WHAT IS BEING ASKED: Write out every entry exactly as it stands.

ROWS:
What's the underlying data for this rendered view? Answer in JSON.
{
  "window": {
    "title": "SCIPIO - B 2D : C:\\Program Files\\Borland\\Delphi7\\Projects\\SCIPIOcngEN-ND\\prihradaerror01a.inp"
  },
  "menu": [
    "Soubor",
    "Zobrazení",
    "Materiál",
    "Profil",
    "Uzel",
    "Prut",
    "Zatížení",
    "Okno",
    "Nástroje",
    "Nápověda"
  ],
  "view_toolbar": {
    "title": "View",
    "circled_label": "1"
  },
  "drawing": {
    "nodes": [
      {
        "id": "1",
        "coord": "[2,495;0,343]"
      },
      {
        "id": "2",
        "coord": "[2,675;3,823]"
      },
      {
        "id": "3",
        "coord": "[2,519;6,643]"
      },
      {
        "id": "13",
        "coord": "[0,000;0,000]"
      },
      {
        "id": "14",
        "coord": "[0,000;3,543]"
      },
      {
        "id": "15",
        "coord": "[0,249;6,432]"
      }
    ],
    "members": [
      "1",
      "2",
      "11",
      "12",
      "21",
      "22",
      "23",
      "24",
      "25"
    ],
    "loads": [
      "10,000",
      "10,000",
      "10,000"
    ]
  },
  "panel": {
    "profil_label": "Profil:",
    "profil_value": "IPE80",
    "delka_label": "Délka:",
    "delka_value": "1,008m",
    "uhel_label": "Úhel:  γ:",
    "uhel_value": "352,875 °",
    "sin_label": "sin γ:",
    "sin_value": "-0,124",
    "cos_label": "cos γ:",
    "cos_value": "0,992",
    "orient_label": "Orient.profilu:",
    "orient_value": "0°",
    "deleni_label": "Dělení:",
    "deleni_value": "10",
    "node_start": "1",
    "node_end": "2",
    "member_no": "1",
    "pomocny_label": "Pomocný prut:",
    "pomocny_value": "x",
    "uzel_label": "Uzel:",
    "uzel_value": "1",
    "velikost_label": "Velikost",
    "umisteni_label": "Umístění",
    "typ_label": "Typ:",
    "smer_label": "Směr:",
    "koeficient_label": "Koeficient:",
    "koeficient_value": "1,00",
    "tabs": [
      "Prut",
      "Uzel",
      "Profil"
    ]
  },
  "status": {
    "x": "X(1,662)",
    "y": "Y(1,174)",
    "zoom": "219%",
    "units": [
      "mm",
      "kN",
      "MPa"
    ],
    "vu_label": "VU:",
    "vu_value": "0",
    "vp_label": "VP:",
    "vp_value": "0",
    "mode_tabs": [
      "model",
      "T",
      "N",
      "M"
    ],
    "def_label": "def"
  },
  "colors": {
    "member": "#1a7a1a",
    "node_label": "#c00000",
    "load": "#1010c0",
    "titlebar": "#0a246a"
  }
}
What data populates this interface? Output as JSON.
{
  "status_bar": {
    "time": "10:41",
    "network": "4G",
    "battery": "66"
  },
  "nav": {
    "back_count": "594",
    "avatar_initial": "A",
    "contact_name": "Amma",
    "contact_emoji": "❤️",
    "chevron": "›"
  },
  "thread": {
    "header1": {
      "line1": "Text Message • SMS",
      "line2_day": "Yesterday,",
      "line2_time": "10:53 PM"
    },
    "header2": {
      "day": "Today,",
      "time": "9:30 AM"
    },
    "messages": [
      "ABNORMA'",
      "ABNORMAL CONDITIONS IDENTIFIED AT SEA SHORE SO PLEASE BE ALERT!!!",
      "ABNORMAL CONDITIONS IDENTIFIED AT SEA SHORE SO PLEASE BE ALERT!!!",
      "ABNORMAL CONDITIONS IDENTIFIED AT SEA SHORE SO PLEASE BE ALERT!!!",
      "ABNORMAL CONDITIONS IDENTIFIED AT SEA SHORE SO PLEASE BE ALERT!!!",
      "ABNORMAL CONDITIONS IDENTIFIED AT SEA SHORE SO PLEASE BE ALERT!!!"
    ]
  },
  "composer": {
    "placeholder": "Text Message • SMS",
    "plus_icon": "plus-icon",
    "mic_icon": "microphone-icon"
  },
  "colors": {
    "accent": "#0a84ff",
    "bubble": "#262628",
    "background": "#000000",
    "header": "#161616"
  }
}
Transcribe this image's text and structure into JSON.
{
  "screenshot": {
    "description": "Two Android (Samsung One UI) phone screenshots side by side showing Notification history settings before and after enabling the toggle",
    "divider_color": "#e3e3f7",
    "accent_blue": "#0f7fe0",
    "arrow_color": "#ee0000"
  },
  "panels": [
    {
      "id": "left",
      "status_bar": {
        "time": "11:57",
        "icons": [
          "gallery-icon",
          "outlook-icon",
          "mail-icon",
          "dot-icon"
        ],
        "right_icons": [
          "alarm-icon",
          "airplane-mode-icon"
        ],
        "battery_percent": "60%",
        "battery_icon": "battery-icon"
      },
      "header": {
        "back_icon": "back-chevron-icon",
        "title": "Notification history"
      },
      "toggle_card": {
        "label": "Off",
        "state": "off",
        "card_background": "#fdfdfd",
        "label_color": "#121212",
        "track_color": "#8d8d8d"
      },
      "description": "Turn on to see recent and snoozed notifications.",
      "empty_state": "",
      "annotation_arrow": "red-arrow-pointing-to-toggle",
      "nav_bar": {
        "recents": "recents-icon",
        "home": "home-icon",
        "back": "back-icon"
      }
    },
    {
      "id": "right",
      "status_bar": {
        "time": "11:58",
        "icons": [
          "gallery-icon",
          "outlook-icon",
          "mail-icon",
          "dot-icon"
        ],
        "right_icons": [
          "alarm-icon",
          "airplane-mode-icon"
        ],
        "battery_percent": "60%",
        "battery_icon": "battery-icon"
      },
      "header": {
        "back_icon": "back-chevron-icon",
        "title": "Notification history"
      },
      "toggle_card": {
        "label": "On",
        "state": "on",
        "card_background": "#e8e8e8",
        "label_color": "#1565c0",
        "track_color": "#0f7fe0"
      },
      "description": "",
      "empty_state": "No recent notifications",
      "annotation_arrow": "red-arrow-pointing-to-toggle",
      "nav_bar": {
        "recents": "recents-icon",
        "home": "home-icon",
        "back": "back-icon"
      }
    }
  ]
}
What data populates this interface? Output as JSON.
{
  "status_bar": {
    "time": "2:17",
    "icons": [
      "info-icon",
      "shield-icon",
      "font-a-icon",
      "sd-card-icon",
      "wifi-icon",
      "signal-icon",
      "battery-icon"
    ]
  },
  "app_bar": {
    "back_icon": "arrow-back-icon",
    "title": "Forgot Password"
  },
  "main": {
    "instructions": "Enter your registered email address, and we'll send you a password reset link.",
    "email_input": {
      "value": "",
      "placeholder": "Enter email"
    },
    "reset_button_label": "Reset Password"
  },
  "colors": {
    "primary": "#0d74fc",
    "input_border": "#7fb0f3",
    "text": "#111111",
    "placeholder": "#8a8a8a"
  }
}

EXERCISE RESULT:
What's the underlying data for this rendered view? Answer in JSON.
{
  "window": {
    "title": "SCIPIO - B 2D : C:\\Program Files\\Borland\\Delphi7\\Projects\\SCIPIOcngEN-ND\\prihradaerror01a.inp"
  },
  "menu": [
    "Soubor",
    "Zobrazení",
    "Materiál",
    "Profil",
    "Uzel",
    "Prut",
    "Zatížení",
    "Okno",
    "Nástroje",
    "Nápověda"
  ],
  "view_toolbar": {
    "title": "View",
    "circled_label": "1"
  },
  "drawing": {
    "nodes": [
      {
        "id": "1",
        "coord": "[2,495;0,343]"
      },
      {
        "id": "2",
        "coord": "[2,675;3,823]"
      },
      {
        "id": "3",
        "coord": "[2,519;6,643]"
      },
      {
        "id": "13",
        "coord": "[0,000;0,000]"
      },
      {
        "id": "14",
        "coord": "[0,000;3,543]"
      },
      {
        "id": "15",
        "coord": "[0,249;6,432]"
      }
    ],
    "members": [
      "1",
      "2",
      "11",
      "12",
      "21",
      "22",
      "23",
      "24",
      "25"
    ],
    "loads": [
      "10,000",
      "10,000",
      "10,000"
    ]
  },
  "panel": {
    "profil_label": "Profil:",
    "profil_value": "IPE80",
    "delka_label": "Délka:",
    "delka_value": "1,008m",
    "uhel_label": "Úhel:  γ:",
    "uhel_value": "352,875 °",
    "sin_label": "sin γ:",
    "sin_value": "-0,124",
    "cos_label": "cos γ:",
    "cos_value": "0,992",
    "orient_label": "Orient.profilu:",
    "orient_value": "0°",
    "deleni_label": "Dělení:",
    "deleni_value": "10",
    "node_start": "1",
    "node_end": "2",
    "member_no": "1",
    "pomocny_label": "Pomocný prut:",
    "pomocny_value": "x",
    "uzel_label": "Uzel:",
    "uzel_value": "1",
    "velikost_label": "Velikost",
    "umisteni_label": "Umístění",
    "typ_label": "Typ:",
    "smer_label": "Směr:",
    "koeficient_label": "Koeficient:",
    "koeficient_value": "1,00",
    "tabs": [
      "Prut",
      "Uzel",
      "Profil"
    ]
  },
  "status": {
    "x": "X(1,662)",
    "y": "Y(1,174)",
    "zoom": "219%",
    "units": [
      "mm",
      "kN",
      "MPa"
    ],
    "vu_label": "VU:",
    "vu_value": "0",
    "vp_label": "VP:",
    "vp_value": "0",
    "mode_tabs": [
      "model",
      "T",
      "N",
      "M"
    ],
    "def_label": "def"
  },
  "colors": {
    "member": "#1a7a1a",
    "node_label": "#c00000",
    "load": "#1010c0",
    "titlebar": "#0a246a"
  }
}
What data populates this interface? Output as JSON.
{
  "status_bar": {
    "time": "10:41",
    "network": "4G",
    "battery": "66"
  },
  "nav": {
    "back_count": "594",
    "avatar_initial": "A",
    "contact_name": "Amma",
    "contact_emoji": "❤️",
    "chevron": "›"
  },
  "thread": {
    "header1": {
      "line1": "Text Message • SMS",
      "line2_day": "Yesterday,",
      "line2_time": "10:53 PM"
    },
    "header2": {
      "day": "Today,",
      "time": "9:30 AM"
    },
    "messages": [
      "ABNORMA'",
      "ABNORMAL CONDITIONS IDENTIFIED AT SEA SHORE SO PLEASE BE ALERT!!!",
      "ABNORMAL CONDITIONS IDENTIFIED AT SEA SHORE SO PLEASE BE ALERT!!!",
      "ABNORMAL CONDITIONS IDENTIFIED AT SEA SHORE SO PLEASE BE ALERT!!!",
      "ABNORMAL CONDITIONS IDENTIFIED AT SEA SHORE SO PLEASE BE ALERT!!!",
      "ABNORMAL CONDITIONS IDENTIFIED AT SEA SHORE SO PLEASE BE ALERT!!!"
    ]
  },
  "composer": {
    "placeholder": "Text Message • SMS",
    "plus_icon": "plus-icon",
    "mic_icon": "microphone-icon"
  },
  "colors": {
    "accent": "#0a84ff",
    "bubble": "#262628",
    "background": "#000000",
    "header": "#161616"
  }
}
Transcribe this image's text and structure into JSON.
{
  "screenshot": {
    "description": "Two Android (Samsung One UI) phone screenshots side by side showing Notification history settings before and after enabling the toggle",
    "divider_color": "#e3e3f7",
    "accent_blue": "#0f7fe0",
    "arrow_color": "#ee0000"
  },
  "panels": [
    {
      "id": "left",
      "status_bar": {
        "time": "11:57",
        "icons": [
          "gallery-icon",
          "outlook-icon",
          "mail-icon",
          "dot-icon"
        ],
        "right_icons": [
          "alarm-icon",
          "airplane-mode-icon"
        ],
        "battery_percent": "60%",
        "battery_icon": "battery-icon"
      },
      "header": {
        "back_icon": "back-chevron-icon",
        "title": "Notification history"
      },
      "toggle_card": {
        "label": "Off",
        "state": "off",
        "card_background": "#fdfdfd",
        "label_color": "#121212",
        "track_color": "#8d8d8d"
      },
      "description": "Turn on to see recent and snoozed notifications.",
      "empty_state": "",
      "annotation_arrow": "red-arrow-pointing-to-toggle",
      "nav_bar": {
        "recents": "recents-icon",
        "home": "home-icon",
        "back": "back-icon"
      }
    },
    {
      "id": "right",
      "status_bar": {
        "time": "11:58",
        "icons": [
          "gallery-icon",
          "outlook-icon",
          "mail-icon",
          "dot-icon"
        ],
        "right_icons": [
          "alarm-icon",
          "airplane-mode-icon"
        ],
        "battery_percent": "60%",
        "battery_icon": "battery-icon"
      },
      "header": {
        "back_icon": "back-chevron-icon",
        "title": "Notification history"
      },
      "toggle_card": {
        "label": "On",
        "state": "on",
        "card_background": "#e8e8e8",
        "label_color": "#1565c0",
        "track_color": "#0f7fe0"
      },
      "description": "",
      "empty_state": "No recent notifications",
      "annotation_arrow": "red-arrow-pointing-to-toggle",
      "nav_bar": {
        "recents": "recents-icon",
        "home": "home-icon",
        "back": "back-icon"
      }
    }
  ]
}
What data populates this interface? Output as JSON.
{
  "status_bar": {
    "time": "2:17",
    "icons": [
      "info-icon",
      "shield-icon",
      "font-a-icon",
      "sd-card-icon",
      "wifi-icon",
      "signal-icon",
      "battery-icon"
    ]
  },
  "app_bar": {
    "back_icon": "arrow-back-icon",
    "title": "Forgot Password"
  },
  "main": {
    "instructions": "Enter your registered email address, and we'll send you a password reset link.",
    "email_input": {
      "value": "",
      "placeholder": "Enter email"
    },
    "reset_button_label": "Reset Password"
  },
  "colors": {
    "primary": "#0d74fc",
    "input_border": "#7fb0f3",
    "text": "#111111",
    "placeholder": "#8a8a8a"
  }
}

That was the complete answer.